Text block:
Single by Celine Dion

from the album Taking Chances
- B-side: "Map to My Heart"
- Released: 18 September 2007
- Recorded: 2007
- Studio: Henson Recording (Los Angeles); Studio at the Palms (Paradise); The Studio (Philadelphia);
- Genre: Pop; soft rock;
- Length: 4:02
- Label: Columbia; Epic;
- Songwriters: Kara DioGuardi; Dave Stewart;
- Producer: John Shanks

Celine Dion singles chronology
| "Immensité" (2007) | "Taking Chances" (2007) | "Eyes on Me" (2008) |

Music video
- "Taking Chances" on YouTube

= Taking Chances (song) =

2007 single by Celine Dion

"Taking Chances" is a song recorded by Canadian singer Celine Dion for her tenth English-language studio album, Taking Chances (2007). It was written by Kara DioGuardi and former Eurythmics member Dave Stewart for their band Platinum Weird. The track had originally been intended for release as a single in February 2007 from their unreleased self-titled album. After completing the recording, DioGuardi and Stewart played the song for Dion's husband, René Angélil, whose positive reaction led Dion to record her own version.

Issued as the album's lead single on 18 September 2007, "Taking Chances" is a pop ballad with a soft rock finish. Its lyrics focus on trust, emotional openness, and the willingness to pursue a meaningful connection. The line "So talk to me, like lovers do" is drawn from the Eurythmics song "Here Comes the Rain Again". Critics responded positively, noting Dion's readiness to explore new material and describing the track as hopeful and heartfelt.

Data to process:
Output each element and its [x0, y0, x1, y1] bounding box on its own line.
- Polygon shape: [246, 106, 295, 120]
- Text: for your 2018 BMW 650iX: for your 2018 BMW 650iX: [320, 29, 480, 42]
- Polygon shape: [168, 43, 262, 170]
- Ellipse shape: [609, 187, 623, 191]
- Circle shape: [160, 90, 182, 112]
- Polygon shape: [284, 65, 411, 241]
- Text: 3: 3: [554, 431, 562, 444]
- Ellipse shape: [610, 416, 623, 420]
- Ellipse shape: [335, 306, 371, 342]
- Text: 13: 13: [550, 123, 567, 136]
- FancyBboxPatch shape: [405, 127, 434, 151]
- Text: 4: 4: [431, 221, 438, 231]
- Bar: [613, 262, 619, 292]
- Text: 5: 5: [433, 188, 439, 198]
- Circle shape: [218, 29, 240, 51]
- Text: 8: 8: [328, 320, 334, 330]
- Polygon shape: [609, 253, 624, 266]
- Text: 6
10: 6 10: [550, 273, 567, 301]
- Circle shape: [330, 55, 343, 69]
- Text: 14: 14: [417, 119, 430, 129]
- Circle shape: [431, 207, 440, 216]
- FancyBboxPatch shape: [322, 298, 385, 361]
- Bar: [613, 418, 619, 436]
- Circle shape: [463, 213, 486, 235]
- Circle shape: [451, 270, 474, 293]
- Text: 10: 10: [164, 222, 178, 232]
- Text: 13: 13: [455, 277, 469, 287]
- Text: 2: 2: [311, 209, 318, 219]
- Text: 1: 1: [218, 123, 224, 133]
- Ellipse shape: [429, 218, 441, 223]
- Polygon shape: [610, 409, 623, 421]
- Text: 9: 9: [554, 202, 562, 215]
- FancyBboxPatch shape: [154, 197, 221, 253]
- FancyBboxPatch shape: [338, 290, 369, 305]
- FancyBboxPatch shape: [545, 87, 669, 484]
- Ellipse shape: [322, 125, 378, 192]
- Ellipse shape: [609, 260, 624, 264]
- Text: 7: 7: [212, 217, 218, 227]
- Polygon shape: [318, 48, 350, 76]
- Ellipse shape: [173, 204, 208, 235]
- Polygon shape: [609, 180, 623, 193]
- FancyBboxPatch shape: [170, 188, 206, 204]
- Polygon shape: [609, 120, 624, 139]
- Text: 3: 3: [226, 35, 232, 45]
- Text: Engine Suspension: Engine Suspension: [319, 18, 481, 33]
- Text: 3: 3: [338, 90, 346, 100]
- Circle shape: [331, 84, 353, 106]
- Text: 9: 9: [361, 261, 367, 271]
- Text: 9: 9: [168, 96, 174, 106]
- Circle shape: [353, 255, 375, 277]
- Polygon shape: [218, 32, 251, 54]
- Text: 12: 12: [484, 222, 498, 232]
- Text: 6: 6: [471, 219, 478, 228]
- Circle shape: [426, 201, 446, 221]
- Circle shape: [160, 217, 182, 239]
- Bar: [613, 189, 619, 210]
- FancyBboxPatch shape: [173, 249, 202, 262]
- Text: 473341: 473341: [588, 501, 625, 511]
---
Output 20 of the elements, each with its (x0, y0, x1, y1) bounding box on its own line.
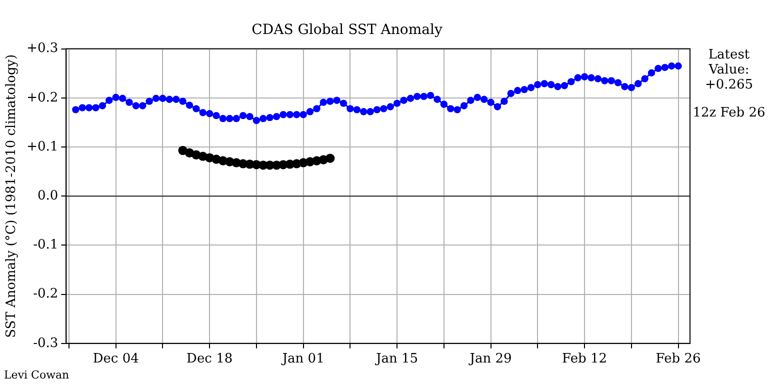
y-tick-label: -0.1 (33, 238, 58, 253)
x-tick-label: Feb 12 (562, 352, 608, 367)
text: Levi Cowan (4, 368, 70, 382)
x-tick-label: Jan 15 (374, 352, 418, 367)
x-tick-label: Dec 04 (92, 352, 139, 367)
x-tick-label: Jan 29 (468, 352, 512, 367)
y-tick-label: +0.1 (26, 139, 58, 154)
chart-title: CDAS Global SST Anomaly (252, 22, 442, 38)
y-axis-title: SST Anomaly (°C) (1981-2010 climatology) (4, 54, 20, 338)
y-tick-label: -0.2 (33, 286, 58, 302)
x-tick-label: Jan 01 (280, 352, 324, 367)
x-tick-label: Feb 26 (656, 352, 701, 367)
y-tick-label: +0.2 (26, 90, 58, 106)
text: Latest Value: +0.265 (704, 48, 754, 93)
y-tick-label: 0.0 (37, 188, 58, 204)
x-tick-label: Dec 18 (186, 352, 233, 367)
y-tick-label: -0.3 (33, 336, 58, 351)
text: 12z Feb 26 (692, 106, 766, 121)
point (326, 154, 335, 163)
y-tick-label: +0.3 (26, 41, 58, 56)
---
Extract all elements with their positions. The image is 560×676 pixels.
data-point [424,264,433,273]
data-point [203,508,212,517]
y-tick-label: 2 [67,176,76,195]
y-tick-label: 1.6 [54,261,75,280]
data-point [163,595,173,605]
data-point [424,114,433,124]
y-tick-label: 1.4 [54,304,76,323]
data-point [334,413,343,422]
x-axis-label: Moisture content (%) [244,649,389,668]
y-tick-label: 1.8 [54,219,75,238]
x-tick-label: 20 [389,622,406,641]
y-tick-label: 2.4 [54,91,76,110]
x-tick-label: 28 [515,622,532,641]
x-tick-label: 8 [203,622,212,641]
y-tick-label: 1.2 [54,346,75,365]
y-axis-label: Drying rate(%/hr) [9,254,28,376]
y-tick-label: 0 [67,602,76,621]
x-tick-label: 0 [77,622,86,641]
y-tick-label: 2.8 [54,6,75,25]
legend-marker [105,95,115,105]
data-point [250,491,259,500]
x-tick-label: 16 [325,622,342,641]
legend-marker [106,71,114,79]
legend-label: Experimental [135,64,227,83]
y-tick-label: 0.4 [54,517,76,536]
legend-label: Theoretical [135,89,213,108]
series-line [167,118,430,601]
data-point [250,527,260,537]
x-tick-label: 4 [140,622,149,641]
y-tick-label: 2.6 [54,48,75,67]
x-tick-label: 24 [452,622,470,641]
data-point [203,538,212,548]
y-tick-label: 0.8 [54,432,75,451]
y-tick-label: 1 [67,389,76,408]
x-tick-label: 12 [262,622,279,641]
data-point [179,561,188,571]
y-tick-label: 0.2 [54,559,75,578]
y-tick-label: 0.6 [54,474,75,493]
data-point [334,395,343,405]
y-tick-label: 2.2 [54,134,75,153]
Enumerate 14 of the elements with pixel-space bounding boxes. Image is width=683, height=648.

Work instructions:
a) Arrange the rows from the line with "Output each element" up to and including the line with "- Text: 2: 2: [311, 209, 318, 219]" as a JSON list of strings, one string per line.
b) Pick up the article on the song "Taking Chances" from where it stops.
The article about the song and the rows are two unrelated pieces of material.

Answers for the tasks:
a)
[
  "Output each element and its [x0, y0, x1, y1] bounding box on its own line.",
  "- Polygon shape: [246, 106, 295, 120]",
  "- Text: for your 2018 BMW 650iX: for your 2018 BMW 650iX: [320, 29, 480, 42]",
  "- Polygon shape: [168, 43, 262, 170]",
  "- Ellipse shape: [609, 187, 623, 191]",
  "- Circle shape: [160, 90, 182, 112]",
  "- Polygon shape: [284, 65, 411, 241]",
  "- Text: 3: 3: [554, 431, 562, 444]",
  "- Ellipse shape: [610, 416, 623, 420]",
  "- Ellipse shape: [335, 306, 371, 342]",
  "- Text: 13: 13: [550, 123, 567, 136]",
  "- FancyBboxPatch shape: [405, 127, 434, 151]",
  "- Text: 4: 4: [431, 221, 438, 231]",
  "- Bar: [613, 262, 619, 292]",
  "- Text: 5: 5: [433, 188, 439, 198]",
  "- Circle shape: [218, 29, 240, 51]",
  "- Text: 8: 8: [328, 320, 334, 330]",
  "- Polygon shape: [609, 253, 624, 266]",
  "- Text: 6",
  "10: 6 10: [550, 273, 567, 301]",
  "- Circle shape: [330, 55, 343, 69]",
  "- Text: 14: 14: [417, 119, 430, 129]",
  "- Circle shape: [431, 207, 440, 216]",
  "- FancyBboxPatch shape: [322, 298, 385, 361]",
  "- Bar: [613, 418, 619, 436]",
  "- Circle shape: [463, 213, 486, 235]",
  "- Circle shape: [451, 270, 474, 293]",
  "- Text: 10: 10: [164, 222, 178, 232]",
  "- Text: 13: 13: [455, 277, 469, 287]",
  "- Text: 2: 2: [311, 209, 318, 219]"
]

b)
"Taking Chances" achieved commercial success in several countries, reaching the top 10 in Belgium, Canada, Denmark, France, Italy, and Switzerland. It peaked at number 40 on the UK Singles Chart and number 54 on the Billboard Hot 100, and it topped the Hot Dance Club Play chart. The song was nominated for Single of the Year at the Juno Awards of 2009. It was later covered on Fox's TV series Glee by Lea Michele as Rachel Berry, and her version reached number 71 on the Billboard Hot 100.

== Background and writing ==
"Taking Chances" was written by songwriter Kara DioGuardi and former Eurythmics member Dave Stewart. The collaboration began when record label manager Jimmy Iovine paired them to write material for the Pussycat Dolls, but the sessions quickly shifted direction as both writers realised that the songs they were developing reflected their own creative chemistry rather than the brief. Iovine supported the change and signed them to Interscope Records, where they recorded an album as Platinum Weird, released in 2006. In The Dave Stewart Songbook Vol. 1, Stewart recalls that the pair wrote "Taking Chances" in roughly 10 minutes while movers were carrying furniture into DioGuardi's new Los Angeles home.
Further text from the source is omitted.